**Objective**
In full and without alteration, repeat the material.

**Stored records**

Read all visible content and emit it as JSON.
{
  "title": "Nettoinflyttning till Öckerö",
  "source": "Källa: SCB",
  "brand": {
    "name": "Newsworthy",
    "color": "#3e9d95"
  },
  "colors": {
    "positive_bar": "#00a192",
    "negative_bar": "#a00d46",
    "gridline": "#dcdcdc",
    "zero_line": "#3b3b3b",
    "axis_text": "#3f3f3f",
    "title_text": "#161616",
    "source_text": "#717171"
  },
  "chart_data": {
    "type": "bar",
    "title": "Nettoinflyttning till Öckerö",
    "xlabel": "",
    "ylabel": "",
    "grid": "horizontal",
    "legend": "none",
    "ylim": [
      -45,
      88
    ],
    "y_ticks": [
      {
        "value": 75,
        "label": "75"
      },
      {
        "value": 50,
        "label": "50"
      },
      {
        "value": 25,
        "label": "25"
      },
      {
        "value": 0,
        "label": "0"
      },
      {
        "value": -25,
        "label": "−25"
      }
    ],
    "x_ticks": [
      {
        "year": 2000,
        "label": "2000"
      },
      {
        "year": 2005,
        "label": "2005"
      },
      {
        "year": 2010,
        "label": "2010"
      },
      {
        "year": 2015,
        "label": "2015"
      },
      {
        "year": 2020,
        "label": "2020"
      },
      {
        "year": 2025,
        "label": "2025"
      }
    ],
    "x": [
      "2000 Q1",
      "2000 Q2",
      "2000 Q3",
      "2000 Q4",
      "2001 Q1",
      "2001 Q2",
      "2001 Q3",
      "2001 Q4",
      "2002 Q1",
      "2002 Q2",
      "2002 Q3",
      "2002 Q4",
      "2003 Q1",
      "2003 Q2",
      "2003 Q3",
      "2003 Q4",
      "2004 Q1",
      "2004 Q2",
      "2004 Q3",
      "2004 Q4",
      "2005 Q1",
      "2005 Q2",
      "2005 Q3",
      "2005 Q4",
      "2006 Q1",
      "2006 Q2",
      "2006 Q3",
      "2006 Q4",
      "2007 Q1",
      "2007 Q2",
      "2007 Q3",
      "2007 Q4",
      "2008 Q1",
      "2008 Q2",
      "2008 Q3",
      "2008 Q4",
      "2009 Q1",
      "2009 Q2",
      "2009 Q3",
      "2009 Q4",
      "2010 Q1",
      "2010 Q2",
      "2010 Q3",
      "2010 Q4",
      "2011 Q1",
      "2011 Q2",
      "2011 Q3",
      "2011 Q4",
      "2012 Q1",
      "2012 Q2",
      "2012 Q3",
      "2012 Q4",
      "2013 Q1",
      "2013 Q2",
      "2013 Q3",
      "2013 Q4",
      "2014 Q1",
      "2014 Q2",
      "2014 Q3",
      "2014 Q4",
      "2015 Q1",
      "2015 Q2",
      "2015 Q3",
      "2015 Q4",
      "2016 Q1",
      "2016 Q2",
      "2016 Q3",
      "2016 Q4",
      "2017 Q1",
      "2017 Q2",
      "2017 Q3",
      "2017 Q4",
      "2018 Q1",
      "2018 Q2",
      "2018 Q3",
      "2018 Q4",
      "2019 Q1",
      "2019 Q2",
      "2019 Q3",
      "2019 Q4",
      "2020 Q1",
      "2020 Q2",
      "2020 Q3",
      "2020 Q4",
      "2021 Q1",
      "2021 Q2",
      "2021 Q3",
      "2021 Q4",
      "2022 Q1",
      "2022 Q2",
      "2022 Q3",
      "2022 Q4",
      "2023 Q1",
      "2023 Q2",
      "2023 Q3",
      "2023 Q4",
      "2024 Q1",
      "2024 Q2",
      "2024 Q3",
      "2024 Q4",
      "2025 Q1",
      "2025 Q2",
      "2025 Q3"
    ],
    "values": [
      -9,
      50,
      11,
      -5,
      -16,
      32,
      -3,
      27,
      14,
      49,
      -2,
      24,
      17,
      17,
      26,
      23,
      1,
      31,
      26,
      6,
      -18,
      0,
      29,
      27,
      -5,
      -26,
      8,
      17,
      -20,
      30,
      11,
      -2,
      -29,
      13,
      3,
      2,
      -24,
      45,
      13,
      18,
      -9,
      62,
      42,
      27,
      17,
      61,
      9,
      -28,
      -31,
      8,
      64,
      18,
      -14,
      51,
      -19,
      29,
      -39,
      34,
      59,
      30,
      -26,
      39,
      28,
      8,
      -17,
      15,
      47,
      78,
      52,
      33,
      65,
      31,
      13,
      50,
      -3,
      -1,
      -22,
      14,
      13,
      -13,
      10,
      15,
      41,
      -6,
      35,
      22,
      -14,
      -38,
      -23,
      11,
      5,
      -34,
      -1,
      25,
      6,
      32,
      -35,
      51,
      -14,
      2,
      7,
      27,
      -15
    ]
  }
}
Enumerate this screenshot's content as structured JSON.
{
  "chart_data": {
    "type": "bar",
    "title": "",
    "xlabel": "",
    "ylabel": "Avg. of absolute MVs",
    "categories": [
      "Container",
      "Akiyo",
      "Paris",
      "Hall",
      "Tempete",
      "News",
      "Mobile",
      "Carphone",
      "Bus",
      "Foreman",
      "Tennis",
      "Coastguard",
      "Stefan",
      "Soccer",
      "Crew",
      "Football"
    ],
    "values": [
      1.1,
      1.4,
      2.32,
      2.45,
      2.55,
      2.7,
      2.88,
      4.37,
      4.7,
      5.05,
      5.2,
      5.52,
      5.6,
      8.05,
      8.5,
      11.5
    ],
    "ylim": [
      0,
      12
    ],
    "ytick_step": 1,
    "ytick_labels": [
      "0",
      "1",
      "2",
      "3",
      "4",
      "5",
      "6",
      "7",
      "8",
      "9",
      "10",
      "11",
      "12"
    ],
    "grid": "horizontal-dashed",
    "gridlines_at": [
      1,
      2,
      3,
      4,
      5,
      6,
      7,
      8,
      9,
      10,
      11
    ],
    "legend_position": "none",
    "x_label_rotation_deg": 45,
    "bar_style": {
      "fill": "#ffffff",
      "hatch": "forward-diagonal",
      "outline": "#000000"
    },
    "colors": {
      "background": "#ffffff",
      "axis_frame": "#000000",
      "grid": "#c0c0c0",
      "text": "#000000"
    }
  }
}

**Output of the task**
Read all visible content and emit it as JSON.
{
  "title": "Nettoinflyttning till Öckerö",
  "source": "Källa: SCB",
  "brand": {
    "name": "Newsworthy",
    "color": "#3e9d95"
  },
  "colors": {
    "positive_bar": "#00a192",
    "negative_bar": "#a00d46",
    "gridline": "#dcdcdc",
    "zero_line": "#3b3b3b",
    "axis_text": "#3f3f3f",
    "title_text": "#161616",
    "source_text": "#717171"
  },
  "chart_data": {
    "type": "bar",
    "title": "Nettoinflyttning till Öckerö",
    "xlabel": "",
    "ylabel": "",
    "grid": "horizontal",
    "legend": "none",
    "ylim": [
      -45,
      88
    ],
    "y_ticks": [
      {
        "value": 75,
        "label": "75"
      },
      {
        "value": 50,
        "label": "50"
      },
      {
        "value": 25,
        "label": "25"
      },
      {
        "value": 0,
        "label": "0"
      },
      {
        "value": -25,
        "label": "−25"
      }
    ],
    "x_ticks": [
      {
        "year": 2000,
        "label": "2000"
      },
      {
        "year": 2005,
        "label": "2005"
      },
      {
        "year": 2010,
        "label": "2010"
      },
      {
        "year": 2015,
        "label": "2015"
      },
      {
        "year": 2020,
        "label": "2020"
      },
      {
        "year": 2025,
        "label": "2025"
      }
    ],
    "x": [
      "2000 Q1",
      "2000 Q2",
      "2000 Q3",
      "2000 Q4",
      "2001 Q1",
      "2001 Q2",
      "2001 Q3",
      "2001 Q4",
      "2002 Q1",
      "2002 Q2",
      "2002 Q3",
      "2002 Q4",
      "2003 Q1",
      "2003 Q2",
      "2003 Q3",
      "2003 Q4",
      "2004 Q1",
      "2004 Q2",
      "2004 Q3",
      "2004 Q4",
      "2005 Q1",
      "2005 Q2",
      "2005 Q3",
      "2005 Q4",
      "2006 Q1",
      "2006 Q2",
      "2006 Q3",
      "2006 Q4",
      "2007 Q1",
      "2007 Q2",
      "2007 Q3",
      "2007 Q4",
      "2008 Q1",
      "2008 Q2",
      "2008 Q3",
      "2008 Q4",
      "2009 Q1",
      "2009 Q2",
      "2009 Q3",
      "2009 Q4",
      "2010 Q1",
      "2010 Q2",
      "2010 Q3",
      "2010 Q4",
      "2011 Q1",
      "2011 Q2",
      "2011 Q3",
      "2011 Q4",
      "2012 Q1",
      "2012 Q2",
      "2012 Q3",
      "2012 Q4",
      "2013 Q1",
      "2013 Q2",
      "2013 Q3",
      "2013 Q4",
      "2014 Q1",
      "2014 Q2",
      "2014 Q3",
      "2014 Q4",
      "2015 Q1",
      "2015 Q2",
      "2015 Q3",
      "2015 Q4",
      "2016 Q1",
      "2016 Q2",
      "2016 Q3",
      "2016 Q4",
      "2017 Q1",
      "2017 Q2",
      "2017 Q3",
      "2017 Q4",
      "2018 Q1",
      "2018 Q2",
      "2018 Q3",
      "2018 Q4",
      "2019 Q1",
      "2019 Q2",
      "2019 Q3",
      "2019 Q4",
      "2020 Q1",
      "2020 Q2",
      "2020 Q3",
      "2020 Q4",
      "2021 Q1",
      "2021 Q2",
      "2021 Q3",
      "2021 Q4",
      "2022 Q1",
      "2022 Q2",
      "2022 Q3",
      "2022 Q4",
      "2023 Q1",
      "2023 Q2",
      "2023 Q3",
      "2023 Q4",
      "2024 Q1",
      "2024 Q2",
      "2024 Q3",
      "2024 Q4",
      "2025 Q1",
      "2025 Q2",
      "2025 Q3"
    ],
    "values": [
      -9,
      50,
      11,
      -5,
      -16,
      32,
      -3,
      27,
      14,
      49,
      -2,
      24,
      17,
      17,
      26,
      23,
      1,
      31,
      26,
      6,
      -18,
      0,
      29,
      27,
      -5,
      -26,
      8,
      17,
      -20,
      30,
      11,
      -2,
      -29,
      13,
      3,
      2,
      -24,
      45,
      13,
      18,
      -9,
      62,
      42,
      27,
      17,
      61,
      9,
      -28,
      -31,
      8,
      64,
      18,
      -14,
      51,
      -19,
      29,
      -39,
      34,
      59,
      30,
      -26,
      39,
      28,
      8,
      -17,
      15,
      47,
      78,
      52,
      33,
      65,
      31,
      13,
      50,
      -3,
      -1,
      -22,
      14,
      13,
      -13,
      10,
      15,
      41,
      -6,
      35,
      22,
      -14,
      -38,
      -23,
      11,
      5,
      -34,
      -1,
      25,
      6,
      32,
      -35,
      51,
      -14,
      2,
      7,
      27,
      -15
    ]
  }
}
Enumerate this screenshot's content as structured JSON.
{
  "chart_data": {
    "type": "bar",
    "title": "",
    "xlabel": "",
    "ylabel": "Avg. of absolute MVs",
    "categories": [
      "Container",
      "Akiyo",
      "Paris",
      "Hall",
      "Tempete",
      "News",
      "Mobile",
      "Carphone",
      "Bus",
      "Foreman",
      "Tennis",
      "Coastguard",
      "Stefan",
      "Soccer",
      "Crew",
      "Football"
    ],
    "values": [
      1.1,
      1.4,
      2.32,
      2.45,
      2.55,
      2.7,
      2.88,
      4.37,
      4.7,
      5.05,
      5.2,
      5.52,
      5.6,
      8.05,
      8.5,
      11.5
    ],
    "ylim": [
      0,
      12
    ],
    "ytick_step": 1,
    "ytick_labels": [
      "0",
      "1",
      "2",
      "3",
      "4",
      "5",
      "6",
      "7",
      "8",
      "9",
      "10",
      "11",
      "12"
    ],
    "grid": "horizontal-dashed",
    "gridlines_at": [
      1,
      2,
      3,
      4,
      5,
      6,
      7,
      8,
      9,
      10,
      11
    ],
    "legend_position": "none",
    "x_label_rotation_deg": 45,
    "bar_style": {
      "fill": "#ffffff",
      "hatch": "forward-diagonal",
      "outline": "#000000"
    },
    "colors": {
      "background": "#ffffff",
      "axis_frame": "#000000",
      "grid": "#c0c0c0",
      "text": "#000000"
    }
  }
}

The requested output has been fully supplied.